_Page text_:
>>>>>
Originally I the assumption that the problem was with the CUDA code. After analysing these more extreme examples, the CUDA results actually make more sense than the CPU ones.

For example using: lib.mil, detail 100%, CIE76, cell size 10px, repeat range 6, repeat addition 100,000, main image https://unsplash.com/photos/dGMcpbzcq1I, width 60px, height 40px. CUDA results - All cell images are unique, still somewhat suitable, but becoming less suitable in similar image areas from left-to-right top-to-bottom. CPU results - Uses many repeats.

To further support this I then set the repeat range to 0 and generated on CPU. The result was identical to the first CPU result.

So clearly the CPU results are the source of the problem.

MorganGrundy commented 3 years ago

Added a test for the calculateRepeats kernel and did find and fix a bug in it (548a389473b628a7004ed7419afbdaa9a0a970d4), but results still not the same so still a problem with CPU results.

MorganGrundy commented 3 years ago

Setting GridUtility::PAD_GRID to 0 seems to fix the problem, now to figure out why.

MorganGrundy commented 3 years ago

Setting GridUtility::PAD_GRID to 1 also seems to work.

MorganGrundy commented 3 years ago

With 639223f2e92f5fd389c2ef29badd113f18b2a7f8 the results are matching, but more thorough testing needed.

MorganGrundy commented 3 years ago

Added tests for comparing best fits from CPU and CUDA results: 0be7a6d67d1b0b9b5f4d743cade85086a6666482 Tests use random data and sometimes fail.

MorganGrundy commented 3 years ago

e173d54271c515403abfb1b5699cce1b430ac65f Removed random tests and instead load actual images.

On each run only a few of the images fail out of 100, and it is random which fails.

Using actual images also has the benefit that I can actually analyse the resulting photomosaics. So far usually only one cell is different (most I have seen is two). The results suggest that the problem is likely with the CUDA results. The randomness would suggest the cause is likely improper memory management.

Should add two more tests that repeatedly generate identical photomosaics, which will hopefully confirm that the problem is with the CUDA results.

MorganGrundy commented 3 years ago

811f3ddb5ffb544c8fa6e254f4f5d869b8c6e2f1 New tests confirm that problem is with CUDA results.

MorganGrundy commented 3 years ago

I have again been experimenting with changing the CUDA batch size. The frequency of anomalous results appears proportional to batch size.

MorganGrundy commented 3 years ago

Cannot really tell what the connection is with batch size.

However noticed that when batch size was set to 1 the generator was actually faster than with max batch size.

Probably re-design CUDAPhotomosaicData and CUDAPhotomosaicGenerator. Only doing one cell at a time which will hopefully solve the anomalous results, improve performance, and mean the progress bar can be better updated.

MorganGrundy commented 3 years ago

Tests now passing: bce8db8df3085a4b1d577615e576654c5af79eef CUDAPhotomosaicGenerator can still be improved and tidied up. I want to add more extensive tests (for all modes and different detail levels).

With the tests passing it seems that the issue is likely fixed.

Library batch size is not currently being used, although it seems like it is not needed as much with the new code.

MorganGrundy commented 3 years ago

More tests: 8f73e3ee39357566c75e4ffbca12b25ed3f6bd99 Results now seem to match with all modes and detail 100% or 50%
<<<<<
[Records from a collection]
>>>>>
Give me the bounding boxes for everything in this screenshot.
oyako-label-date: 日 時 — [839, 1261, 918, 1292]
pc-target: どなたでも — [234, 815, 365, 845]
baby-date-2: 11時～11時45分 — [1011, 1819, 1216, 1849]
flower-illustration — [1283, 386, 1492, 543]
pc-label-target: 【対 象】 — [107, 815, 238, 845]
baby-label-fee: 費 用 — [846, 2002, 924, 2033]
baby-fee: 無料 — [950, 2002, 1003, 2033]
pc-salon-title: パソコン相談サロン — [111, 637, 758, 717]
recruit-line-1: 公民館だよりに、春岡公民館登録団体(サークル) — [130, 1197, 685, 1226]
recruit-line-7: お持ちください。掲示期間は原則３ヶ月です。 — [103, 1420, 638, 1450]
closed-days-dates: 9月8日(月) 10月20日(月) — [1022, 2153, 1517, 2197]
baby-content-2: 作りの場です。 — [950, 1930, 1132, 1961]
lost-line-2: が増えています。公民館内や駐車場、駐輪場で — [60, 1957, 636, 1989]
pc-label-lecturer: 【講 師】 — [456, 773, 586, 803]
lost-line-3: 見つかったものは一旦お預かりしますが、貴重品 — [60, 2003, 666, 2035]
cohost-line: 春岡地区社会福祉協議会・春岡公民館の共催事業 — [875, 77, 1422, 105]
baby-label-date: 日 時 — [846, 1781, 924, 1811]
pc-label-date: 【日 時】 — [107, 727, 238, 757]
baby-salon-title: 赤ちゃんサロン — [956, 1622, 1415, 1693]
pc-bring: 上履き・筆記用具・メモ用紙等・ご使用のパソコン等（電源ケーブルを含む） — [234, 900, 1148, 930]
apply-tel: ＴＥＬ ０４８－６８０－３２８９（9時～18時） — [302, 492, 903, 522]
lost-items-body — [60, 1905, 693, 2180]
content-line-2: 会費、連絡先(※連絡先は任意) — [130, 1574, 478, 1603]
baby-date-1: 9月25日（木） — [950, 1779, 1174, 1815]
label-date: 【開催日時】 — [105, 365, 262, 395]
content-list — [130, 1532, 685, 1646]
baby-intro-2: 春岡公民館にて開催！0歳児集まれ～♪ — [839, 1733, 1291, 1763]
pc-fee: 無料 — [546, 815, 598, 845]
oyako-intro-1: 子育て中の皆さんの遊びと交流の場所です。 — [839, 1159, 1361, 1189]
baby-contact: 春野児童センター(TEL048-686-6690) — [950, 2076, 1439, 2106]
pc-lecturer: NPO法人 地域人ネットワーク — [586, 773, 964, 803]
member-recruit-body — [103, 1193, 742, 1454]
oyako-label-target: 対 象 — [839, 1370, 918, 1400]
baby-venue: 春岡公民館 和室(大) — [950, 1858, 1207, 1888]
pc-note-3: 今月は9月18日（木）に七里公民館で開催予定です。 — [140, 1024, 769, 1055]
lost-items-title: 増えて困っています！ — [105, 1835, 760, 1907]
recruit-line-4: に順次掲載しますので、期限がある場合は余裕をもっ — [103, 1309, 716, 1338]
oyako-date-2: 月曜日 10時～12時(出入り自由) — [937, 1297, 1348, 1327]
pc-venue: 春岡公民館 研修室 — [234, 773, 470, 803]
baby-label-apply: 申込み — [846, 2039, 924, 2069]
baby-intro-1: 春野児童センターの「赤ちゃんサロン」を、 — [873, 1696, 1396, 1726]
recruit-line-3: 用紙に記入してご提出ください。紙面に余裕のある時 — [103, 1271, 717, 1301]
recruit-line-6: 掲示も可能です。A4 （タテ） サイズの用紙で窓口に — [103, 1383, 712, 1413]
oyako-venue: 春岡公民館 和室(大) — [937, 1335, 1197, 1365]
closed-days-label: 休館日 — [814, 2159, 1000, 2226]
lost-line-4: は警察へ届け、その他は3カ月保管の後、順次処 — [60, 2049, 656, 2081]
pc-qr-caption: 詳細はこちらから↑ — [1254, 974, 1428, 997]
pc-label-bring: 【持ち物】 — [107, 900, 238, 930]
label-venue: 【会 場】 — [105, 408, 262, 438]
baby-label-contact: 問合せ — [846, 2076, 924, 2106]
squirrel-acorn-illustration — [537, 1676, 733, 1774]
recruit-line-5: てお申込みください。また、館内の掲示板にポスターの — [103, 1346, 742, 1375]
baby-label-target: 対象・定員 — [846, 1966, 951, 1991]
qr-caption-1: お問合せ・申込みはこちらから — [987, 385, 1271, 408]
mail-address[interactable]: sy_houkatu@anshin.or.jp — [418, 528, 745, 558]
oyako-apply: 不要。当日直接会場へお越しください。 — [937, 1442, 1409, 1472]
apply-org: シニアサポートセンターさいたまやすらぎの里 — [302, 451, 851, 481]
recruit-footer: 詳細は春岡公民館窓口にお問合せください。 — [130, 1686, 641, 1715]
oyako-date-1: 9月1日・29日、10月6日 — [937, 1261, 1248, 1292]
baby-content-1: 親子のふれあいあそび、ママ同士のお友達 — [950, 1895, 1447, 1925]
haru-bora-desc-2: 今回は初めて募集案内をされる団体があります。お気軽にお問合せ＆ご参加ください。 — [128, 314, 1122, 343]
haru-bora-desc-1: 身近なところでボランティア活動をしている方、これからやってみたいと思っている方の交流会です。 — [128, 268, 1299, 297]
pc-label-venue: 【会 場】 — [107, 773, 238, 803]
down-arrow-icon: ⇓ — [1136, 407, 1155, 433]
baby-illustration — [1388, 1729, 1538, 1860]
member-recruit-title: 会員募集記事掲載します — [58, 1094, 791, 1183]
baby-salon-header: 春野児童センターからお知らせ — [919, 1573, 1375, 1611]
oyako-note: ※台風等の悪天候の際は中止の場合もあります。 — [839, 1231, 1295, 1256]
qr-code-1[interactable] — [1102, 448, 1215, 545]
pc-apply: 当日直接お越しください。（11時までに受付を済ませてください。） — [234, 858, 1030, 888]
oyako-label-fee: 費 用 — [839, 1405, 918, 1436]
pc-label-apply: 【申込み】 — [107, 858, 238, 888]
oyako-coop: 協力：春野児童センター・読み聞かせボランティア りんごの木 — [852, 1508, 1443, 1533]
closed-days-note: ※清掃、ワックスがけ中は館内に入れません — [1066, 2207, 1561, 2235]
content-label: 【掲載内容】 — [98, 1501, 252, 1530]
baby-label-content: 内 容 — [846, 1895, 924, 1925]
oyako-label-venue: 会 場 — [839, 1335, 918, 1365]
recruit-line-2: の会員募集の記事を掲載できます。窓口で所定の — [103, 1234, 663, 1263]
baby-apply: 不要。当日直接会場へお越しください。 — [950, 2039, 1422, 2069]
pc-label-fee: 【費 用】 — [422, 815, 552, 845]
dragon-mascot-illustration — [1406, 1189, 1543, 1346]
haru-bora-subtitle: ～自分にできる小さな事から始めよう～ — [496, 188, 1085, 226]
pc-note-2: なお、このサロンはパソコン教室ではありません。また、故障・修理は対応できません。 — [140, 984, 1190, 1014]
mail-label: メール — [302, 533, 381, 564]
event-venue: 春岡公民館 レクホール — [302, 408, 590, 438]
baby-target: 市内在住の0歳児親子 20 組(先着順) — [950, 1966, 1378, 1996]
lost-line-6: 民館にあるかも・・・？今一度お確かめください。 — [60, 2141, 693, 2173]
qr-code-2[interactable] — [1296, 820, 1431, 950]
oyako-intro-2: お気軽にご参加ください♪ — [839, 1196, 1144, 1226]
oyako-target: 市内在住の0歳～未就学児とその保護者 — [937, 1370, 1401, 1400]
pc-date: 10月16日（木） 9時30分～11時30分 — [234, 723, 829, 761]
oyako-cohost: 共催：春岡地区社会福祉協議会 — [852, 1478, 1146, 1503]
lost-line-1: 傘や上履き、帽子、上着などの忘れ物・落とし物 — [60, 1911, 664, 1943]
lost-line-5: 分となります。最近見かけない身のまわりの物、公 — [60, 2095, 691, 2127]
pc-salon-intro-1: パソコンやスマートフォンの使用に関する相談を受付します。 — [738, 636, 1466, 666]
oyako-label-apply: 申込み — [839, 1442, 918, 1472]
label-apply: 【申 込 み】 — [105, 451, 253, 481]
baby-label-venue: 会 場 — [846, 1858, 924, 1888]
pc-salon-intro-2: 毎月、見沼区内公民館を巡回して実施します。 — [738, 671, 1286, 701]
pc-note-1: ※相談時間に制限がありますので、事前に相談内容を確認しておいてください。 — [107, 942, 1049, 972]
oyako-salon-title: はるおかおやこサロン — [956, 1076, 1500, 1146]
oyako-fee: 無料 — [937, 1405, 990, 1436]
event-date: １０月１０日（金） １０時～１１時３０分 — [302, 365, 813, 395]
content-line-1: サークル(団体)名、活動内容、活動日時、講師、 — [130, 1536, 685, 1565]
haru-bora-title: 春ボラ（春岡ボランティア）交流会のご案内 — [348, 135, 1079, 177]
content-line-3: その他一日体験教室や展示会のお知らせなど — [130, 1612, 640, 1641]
<<<<<
_Stated problem_: In the thread, why is CUDAPhotomosaicData and CUDAPhotomosaicGenerator slated for a redesign that handles only one cell at a time?

_Solution to this exercise_: The frequency of anomalous results appeared proportional to the CUDA batch size, and with a batch size of 1 the generator was actually faster than with the maximum batch size. Processing one cell at a time is expected to solve the anomalous results, improve performance, and allow the progress bar to be updated better.